L’Agence de l’eau développe également une stratégie d’intéressement d’autres acteurs comme les collectivités locales, sur lesquelles elle est plus en mesure de peser que sur la CNR, en raison des multiples projets locaux qu’elle finance. L’un des enjeux de l’État sur le Rhône est en effet d’encourager les collectivités locales à développer des projets. Selon les responsables de l’État, ces dernières ont des difficultés à planifier et à réaliser des projets, en particulier dans le domaine de la restauration écologique. Cela peut s’expliquer par le fait que la CNR, en tant que concessionnaire, soit l’acteur central de l’aménagement du fleuve : la présence de grandes infrastructures (barrages et digues construits et gérés par la CNR) ainsi que le monopole de la CNR en matière d’expertise sur le fleuve entraînent un retrait, voire un désintérêt des pouvoirs locaux (Guerrin, 2014). Cependant, il est crucial pour l’État et l’Agence de l’eau d’impliquer les collectivités locales, en tant que maîtres d’ouvrage, dans la mise en oeuvre de leurs projets :

Depuis les années 1980, c’est important, et c’est le sens de l’histoire, rien ne se fait sans que les collectivités ne prennent les choses en main. Alors on a créé la culture du fleuve Rhône grâce au Plan Rhône. Elle a été largement bâtie sur les inondations. Ça a été l’électrochoc. Et puis, petit à petit, on a essayé d’ouvrir cette culture à des externalités comme le tourisme, l’économie, la gestion de l’eau, pour essayer de rendre le Rhône pas que dangereux, mais aussi un peu attractif.

Entretien avec un responsable de la DREAL Provence-Alpes-Côte d’Azur, mars 2015

Il n’est toutefois pas aisé d’intéresser les collectivités aux problématiques de restauration. Leurs priorités par rapport au Rhône consistent plutôt, schématiquement, à protéger leurs populations contre les inondations et à promouvoir le développement économique local. Afin d’obtenir leur participation, deux argumentaires sont mis en avant : 1) la restauration écologique est un levier du développement économique local ; 2) la restauration écologique est un moyen de prévenir les inondations. De cette manière, l’Agence de l’eau traduit les intérêts identifiés des collectivités locales afin de les faire converger avec la restauration écologique du fleuve.

(Listes de régions et d'étiquettes)
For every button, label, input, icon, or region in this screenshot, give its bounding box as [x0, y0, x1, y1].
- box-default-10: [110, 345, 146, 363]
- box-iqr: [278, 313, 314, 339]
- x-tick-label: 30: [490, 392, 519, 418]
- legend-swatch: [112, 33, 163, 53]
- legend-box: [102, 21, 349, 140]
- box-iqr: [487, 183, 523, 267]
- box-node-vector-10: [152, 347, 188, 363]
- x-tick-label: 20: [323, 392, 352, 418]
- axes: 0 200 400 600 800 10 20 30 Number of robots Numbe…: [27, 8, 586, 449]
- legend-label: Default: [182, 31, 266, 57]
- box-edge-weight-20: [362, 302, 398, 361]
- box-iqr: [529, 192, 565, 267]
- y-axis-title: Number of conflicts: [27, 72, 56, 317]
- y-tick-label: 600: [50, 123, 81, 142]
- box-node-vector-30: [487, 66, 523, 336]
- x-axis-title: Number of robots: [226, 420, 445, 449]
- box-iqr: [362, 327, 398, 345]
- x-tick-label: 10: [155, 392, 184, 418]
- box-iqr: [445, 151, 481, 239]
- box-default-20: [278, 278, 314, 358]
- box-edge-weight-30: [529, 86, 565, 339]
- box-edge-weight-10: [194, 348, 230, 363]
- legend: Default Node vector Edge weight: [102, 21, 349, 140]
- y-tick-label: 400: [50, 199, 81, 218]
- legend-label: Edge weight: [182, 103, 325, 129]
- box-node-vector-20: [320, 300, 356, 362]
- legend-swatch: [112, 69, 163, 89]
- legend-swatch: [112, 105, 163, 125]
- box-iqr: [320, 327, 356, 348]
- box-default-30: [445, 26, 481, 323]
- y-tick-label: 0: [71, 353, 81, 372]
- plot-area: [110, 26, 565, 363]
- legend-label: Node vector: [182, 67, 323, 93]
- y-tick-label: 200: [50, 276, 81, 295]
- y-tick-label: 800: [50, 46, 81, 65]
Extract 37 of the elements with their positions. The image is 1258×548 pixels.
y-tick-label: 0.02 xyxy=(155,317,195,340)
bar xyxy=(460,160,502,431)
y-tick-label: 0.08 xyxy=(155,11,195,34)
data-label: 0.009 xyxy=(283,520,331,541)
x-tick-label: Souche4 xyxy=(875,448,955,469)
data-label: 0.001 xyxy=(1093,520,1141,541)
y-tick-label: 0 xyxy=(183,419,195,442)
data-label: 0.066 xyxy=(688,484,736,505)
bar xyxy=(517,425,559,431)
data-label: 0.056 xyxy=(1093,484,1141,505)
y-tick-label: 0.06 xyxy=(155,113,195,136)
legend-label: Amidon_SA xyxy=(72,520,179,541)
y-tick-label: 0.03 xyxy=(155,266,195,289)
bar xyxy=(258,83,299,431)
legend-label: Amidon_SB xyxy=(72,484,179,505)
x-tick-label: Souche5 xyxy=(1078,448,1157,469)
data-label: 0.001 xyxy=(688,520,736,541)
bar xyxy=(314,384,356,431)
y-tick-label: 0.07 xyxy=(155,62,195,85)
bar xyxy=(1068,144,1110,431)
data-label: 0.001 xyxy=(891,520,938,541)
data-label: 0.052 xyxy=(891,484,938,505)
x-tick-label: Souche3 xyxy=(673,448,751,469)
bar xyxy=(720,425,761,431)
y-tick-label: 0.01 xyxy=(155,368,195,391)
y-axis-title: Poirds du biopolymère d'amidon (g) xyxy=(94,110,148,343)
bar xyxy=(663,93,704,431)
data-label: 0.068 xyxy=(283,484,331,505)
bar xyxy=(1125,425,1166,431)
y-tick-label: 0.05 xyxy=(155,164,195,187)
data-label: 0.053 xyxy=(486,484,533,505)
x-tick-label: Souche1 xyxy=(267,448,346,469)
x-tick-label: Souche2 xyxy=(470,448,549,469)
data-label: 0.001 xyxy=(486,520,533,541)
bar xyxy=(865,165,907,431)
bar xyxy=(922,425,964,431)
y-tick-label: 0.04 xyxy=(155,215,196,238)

LISTE DES TÂCHES:
**A.** Répondez aux questions suivantes à partir de l'article sur le Rhône :
(i) Quelles grandes infrastructures sont construites et gérées par la CNR ?
(ii) D'après l'entretien cité, sur quoi la culture du fleuve Rhône a-t-elle été largement bâtie ?
(iii) Quels sont les deux argumentaires mis en avant pour obtenir la participation des collectivités ?
**B.** Reproduisez fidèlement le passage de l'article sur le Rhône, depuis « Depuis les années » jusqu'à « un peu attractif. ».
**C.** Rédigez la suite du texte sur l'aménagement du Rhône, à partir de sa dernière phrase.

RÉSULTATS DES TÂCHES:
**A.**
(i) Des barrages et des digues.
(ii) Sur les inondations.
(iii) La restauration écologique est un levier du développement économique local, et elle est un moyen de prévenir les inondations.

**B.**
Depuis les années 1980, c’est important, et c’est le sens de l’histoire, rien ne se fait sans que les collectivités ne prennent les choses en main. Alors on a créé la culture du fleuve Rhône grâce au Plan Rhône. Elle a été largement bâtie sur les inondations. Ça a été l’électrochoc. Et puis, petit à petit, on a essayé d’ouvrir cette culture à des externalités comme le tourisme, l’économie, la gestion de l’eau, pour essayer de rendre le Rhône pas que dangereux, mais aussi un peu attractif.

**C.**
Le premier argumentaire est bien résumé par la couverture d’une revue publiée par l’Agence de l’eau et intitulée « L’eau comme source d’emploi[28] ». Cette formule est basée sur l’idée selon laquelle l’investissement dans la protection de l’eau produirait des emplois et impulserait la croissance économique :

Préserver l’eau et les financements publics pour sa bonne gestion, c’est soutenir l’emploi […] Ainsi, la directive-cadre européenne sur l’eau de 2000 a mis le cap sur le bon état écologique des eaux et a fait émerger un nouveau secteur : la préservation et la restauration des milieux naturels. C’est là que des « niches » se sont ouvertes. En réorientant davantage son programme d’intervention en ce sens, l’Agence de l’eau a accru son effet de levier sur l’économie et génère encore plus d’emplois […] : avec 3,6 MD d’euros d’aides sur 6 ans, le programme d’actions « Sauvons l’eau » 2013-2018 induit plus de 9 MD d’euros d’investissements qui représentent 14 000 emplois permanents dans le bassin, dont 10 000 dans le BTP [Bâtiments et travaux publics][29].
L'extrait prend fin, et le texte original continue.